======== Sección de texto
Poco hay que buscar en el llamado
“socialismo del siglo XXI”, que postulaba el fallecido presidente venezolano Hugo
Chávez. Me cuesta trabajo admitir que las referencias al legado de Mao Tsedong
en China y de Ho Chi-Minh en Vietnam que a veces citan signifiquen algo más que
citas circunstanciales.
Quienes favorecen la idea de un gobierno
socialista para Cuba cuentan con ejemplos suficientes en Europa, sin necesidad
de recurrir al “fantasma de Stalin” para cargarlo de culpas y tratar de
reinventar un pasado sin errores.
El modelo político-económico creado por
Lenin fue no sólo un fracaso sino una aberración histórica. Pretender salvarlo
es imposible. Su negación no es la negación del socialismo, o de un sistema que
otorgue la prioridad necesaria a la justicia social.
Comprendo las dificultades que tienen los
legítimos pensadores de una izquierda cubana a la hora de plantear estos
problemas.
Hay dos aspectos claves sobre los que se
definirán el futuro cubano: mejoramiento de vida de la población y libertad
ciudadana.
================
======== Líneas de datos
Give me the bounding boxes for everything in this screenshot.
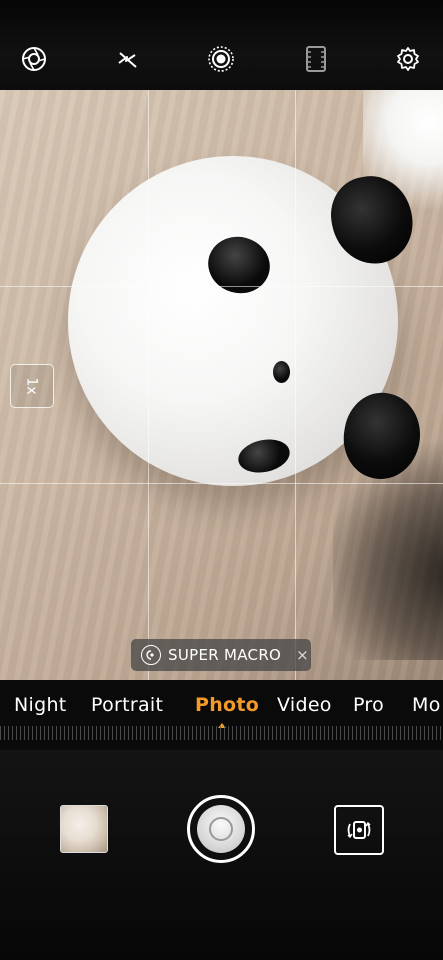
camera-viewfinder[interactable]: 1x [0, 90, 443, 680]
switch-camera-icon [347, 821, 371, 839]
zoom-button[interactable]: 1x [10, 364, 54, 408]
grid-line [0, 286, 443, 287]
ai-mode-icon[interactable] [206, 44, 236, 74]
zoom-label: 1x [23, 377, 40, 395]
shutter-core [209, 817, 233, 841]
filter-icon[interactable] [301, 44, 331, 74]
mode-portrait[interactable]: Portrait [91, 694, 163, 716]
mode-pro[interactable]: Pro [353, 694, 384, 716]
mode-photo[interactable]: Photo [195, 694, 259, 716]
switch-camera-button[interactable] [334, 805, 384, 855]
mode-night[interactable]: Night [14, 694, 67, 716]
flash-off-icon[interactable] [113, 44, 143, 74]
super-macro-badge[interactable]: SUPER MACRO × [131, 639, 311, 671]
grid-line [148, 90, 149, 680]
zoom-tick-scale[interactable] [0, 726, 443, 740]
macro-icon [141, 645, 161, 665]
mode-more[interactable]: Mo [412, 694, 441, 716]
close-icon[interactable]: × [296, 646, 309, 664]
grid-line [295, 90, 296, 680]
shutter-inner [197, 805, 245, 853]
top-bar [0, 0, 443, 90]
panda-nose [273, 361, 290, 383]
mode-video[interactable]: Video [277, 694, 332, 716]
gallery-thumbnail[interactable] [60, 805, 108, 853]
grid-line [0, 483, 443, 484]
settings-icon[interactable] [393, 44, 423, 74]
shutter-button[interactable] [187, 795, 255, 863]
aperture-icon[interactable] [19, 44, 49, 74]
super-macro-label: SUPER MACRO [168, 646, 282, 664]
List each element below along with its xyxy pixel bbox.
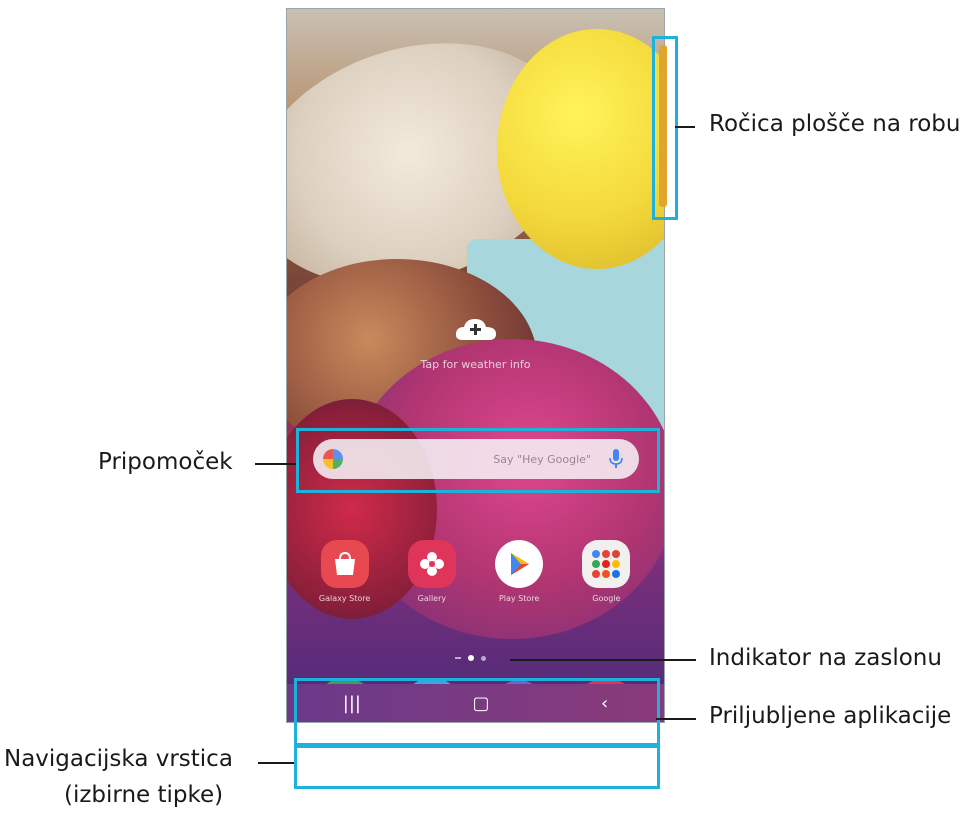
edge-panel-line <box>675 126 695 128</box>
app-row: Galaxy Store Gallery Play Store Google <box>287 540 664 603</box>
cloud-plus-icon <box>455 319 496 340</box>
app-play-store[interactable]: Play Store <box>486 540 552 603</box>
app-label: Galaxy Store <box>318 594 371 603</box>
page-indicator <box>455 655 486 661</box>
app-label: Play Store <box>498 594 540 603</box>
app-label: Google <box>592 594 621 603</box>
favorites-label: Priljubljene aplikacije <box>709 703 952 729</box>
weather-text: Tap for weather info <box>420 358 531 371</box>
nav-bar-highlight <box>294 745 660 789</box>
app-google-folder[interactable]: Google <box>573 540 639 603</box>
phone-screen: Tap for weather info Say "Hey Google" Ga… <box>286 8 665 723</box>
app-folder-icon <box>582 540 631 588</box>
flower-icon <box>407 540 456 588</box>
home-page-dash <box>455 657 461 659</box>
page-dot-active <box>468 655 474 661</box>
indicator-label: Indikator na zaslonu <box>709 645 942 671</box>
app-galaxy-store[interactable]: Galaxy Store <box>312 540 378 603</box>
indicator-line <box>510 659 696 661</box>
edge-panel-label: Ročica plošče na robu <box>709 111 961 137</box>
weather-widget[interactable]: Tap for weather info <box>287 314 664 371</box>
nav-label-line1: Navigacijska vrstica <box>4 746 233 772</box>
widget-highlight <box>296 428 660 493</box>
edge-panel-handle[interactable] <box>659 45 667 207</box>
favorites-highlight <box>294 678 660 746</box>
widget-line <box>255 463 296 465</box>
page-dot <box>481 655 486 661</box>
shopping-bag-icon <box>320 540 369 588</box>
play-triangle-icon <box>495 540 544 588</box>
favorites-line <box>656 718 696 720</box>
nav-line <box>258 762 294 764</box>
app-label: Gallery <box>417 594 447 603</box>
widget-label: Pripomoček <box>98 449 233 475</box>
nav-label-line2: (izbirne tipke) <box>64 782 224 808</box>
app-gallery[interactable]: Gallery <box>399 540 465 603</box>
================
» **Trabajo requerido**:
(a) Edita el texto sobre el futuro de Cuba: empieza en las palabras "Poco hay que" y termina tras "la justicia social.", cambiando "socialismo" por "comunismo".
(b) Reescribe como una lista JSON de cadenas las filas que empiezan en la línea que contiene "edge-panel-line <box>675 126 695 128</box>" y terminan tras la que contiene "widget-label: Pripomoček <box>98". Pon una cadena por cada línea y omite las líneas en blanco.
El texto sobre el futuro de Cuba y las filas son materiales independientes entre sí.

» **Respuestas del ejercicio**:
(a)
Poco hay que buscar en el llamado
“comunismo del siglo XXI”, que postulaba el fallecido presidente venezolano Hugo
Chávez. Me cuesta trabajo admitir que las referencias al legado de Mao Tsedong
en China y de Ho Chi-Minh en Vietnam que a veces citan signifiquen algo más que
citas circunstanciales.
Quienes favorecen la idea de un gobierno
socialista para Cuba cuentan con ejemplos suficientes en Europa, sin necesidad
de recurrir al “fantasma de Stalin” para cargarlo de culpas y tratar de
reinventar un pasado sin errores.
El modelo político-económico creado por
Lenin fue no sólo un fracaso sino una aberración histórica. Pretender salvarlo
es imposible. Su negación no es la negación del comunismo, o de un sistema que
otorgue la prioridad necesaria a la justicia social.

(b)
[
  "edge-panel-line <box>675 126 695 128</box>",
  "app-row: Galaxy Store Gallery Play Store Google <box>287 540 664 603</box>",
  "cloud-plus-icon <box>455 319 496 340</box>",
  "app-play-store[interactable]: Play Store <box>486 540 552 603</box>",
  "app-label: Galaxy Store <box>318 594 371 603</box>",
  "page-indicator <box>455 655 486 661</box>",
  "app-label: Play Store <box>498 594 540 603</box>",
  "app-label: Google <box>592 594 621 603</box>",
  "favorites-label: Priljubljene aplikacije <box>709 703 952 729</box>",
  "weather-text: Tap for weather info <box>420 358 531 371</box>",
  "nav-bar-highlight <box>294 745 660 789</box>",
  "app-google-folder[interactable]: Google <box>573 540 639 603</box>",
  "phone-screen: Tap for weather info Say \"Hey Google\" Ga… <box>286 8 665 723</box>",
  "app-folder-icon <box>582 540 631 588</box>",
  "flower-icon <box>407 540 456 588</box>",
  "home-page-dash <box>455 657 461 659</box>",
  "page-dot-active <box>468 655 474 661</box>",
  "indicator-label: Indikator na zaslonu <box>709 645 942 671</box>",
  "app-galaxy-store[interactable]: Galaxy Store <box>312 540 378 603</box>",
  "indicator-line <box>510 659 696 661</box>",
  "edge-panel-label: Ročica plošče na robu <box>709 111 961 137</box>",
  "weather-widget[interactable]: Tap for weather info <box>287 314 664 371</box>",
  "nav-label-line1: Navigacijska vrstica <box>4 746 233 772</box>",
  "widget-highlight <box>296 428 660 493</box>",
  "edge-panel-handle[interactable] <box>659 45 667 207</box>",
  "favorites-highlight <box>294 678 660 746</box>",
  "widget-line <box>255 463 296 465</box>",
  "page-dot <box>481 655 486 661</box>",
  "shopping-bag-icon <box>320 540 369 588</box>",
  "play-triangle-icon <box>495 540 544 588</box>",
  "favorites-line <box>656 718 696 720</box>",
  "nav-line <box>258 762 294 764</box>",
  "app-label: Gallery <box>417 594 447 603</box>",
  "widget-label: Pripomoček <box>98 449 233 475</box>"
]